[WHAT TO DO]
Tell how many lines in the data below hold the string "Real"; give nothing but the number.

[RECORD SET]
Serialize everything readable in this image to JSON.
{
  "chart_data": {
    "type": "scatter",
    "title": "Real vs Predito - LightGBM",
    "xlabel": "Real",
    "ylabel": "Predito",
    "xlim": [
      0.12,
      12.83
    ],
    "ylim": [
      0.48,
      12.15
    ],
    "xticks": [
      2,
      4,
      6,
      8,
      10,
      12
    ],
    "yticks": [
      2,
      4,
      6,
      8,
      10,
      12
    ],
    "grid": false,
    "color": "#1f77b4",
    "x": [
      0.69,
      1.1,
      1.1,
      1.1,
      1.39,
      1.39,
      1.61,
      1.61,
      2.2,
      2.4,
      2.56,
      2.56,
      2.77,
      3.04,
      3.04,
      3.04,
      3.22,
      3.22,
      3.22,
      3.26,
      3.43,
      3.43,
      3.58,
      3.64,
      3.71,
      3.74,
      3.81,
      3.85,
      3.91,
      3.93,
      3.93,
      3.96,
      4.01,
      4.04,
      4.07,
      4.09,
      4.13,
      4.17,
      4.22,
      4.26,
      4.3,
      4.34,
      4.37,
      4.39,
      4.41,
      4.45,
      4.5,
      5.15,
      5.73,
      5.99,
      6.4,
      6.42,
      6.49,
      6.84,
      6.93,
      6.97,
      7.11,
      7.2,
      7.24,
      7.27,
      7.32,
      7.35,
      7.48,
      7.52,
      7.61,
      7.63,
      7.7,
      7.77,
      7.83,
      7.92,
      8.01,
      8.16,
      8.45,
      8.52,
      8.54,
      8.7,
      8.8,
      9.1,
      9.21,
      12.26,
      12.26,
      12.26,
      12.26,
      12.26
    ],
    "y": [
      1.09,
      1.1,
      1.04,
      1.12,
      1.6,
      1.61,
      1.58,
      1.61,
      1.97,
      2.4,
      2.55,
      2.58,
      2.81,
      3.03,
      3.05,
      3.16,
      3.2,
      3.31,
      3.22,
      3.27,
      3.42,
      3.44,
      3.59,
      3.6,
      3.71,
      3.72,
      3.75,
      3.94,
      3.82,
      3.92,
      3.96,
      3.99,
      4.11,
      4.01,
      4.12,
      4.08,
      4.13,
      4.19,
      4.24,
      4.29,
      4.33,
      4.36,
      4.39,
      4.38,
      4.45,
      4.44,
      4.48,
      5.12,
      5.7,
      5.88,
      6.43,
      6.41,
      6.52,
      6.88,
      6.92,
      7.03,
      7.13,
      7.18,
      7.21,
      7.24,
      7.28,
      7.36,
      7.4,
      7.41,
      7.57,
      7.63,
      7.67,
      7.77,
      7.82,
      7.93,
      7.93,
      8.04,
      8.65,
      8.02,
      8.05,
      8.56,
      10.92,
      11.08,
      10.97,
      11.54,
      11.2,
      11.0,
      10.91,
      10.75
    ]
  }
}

[EXERCISE OUTPUT]
2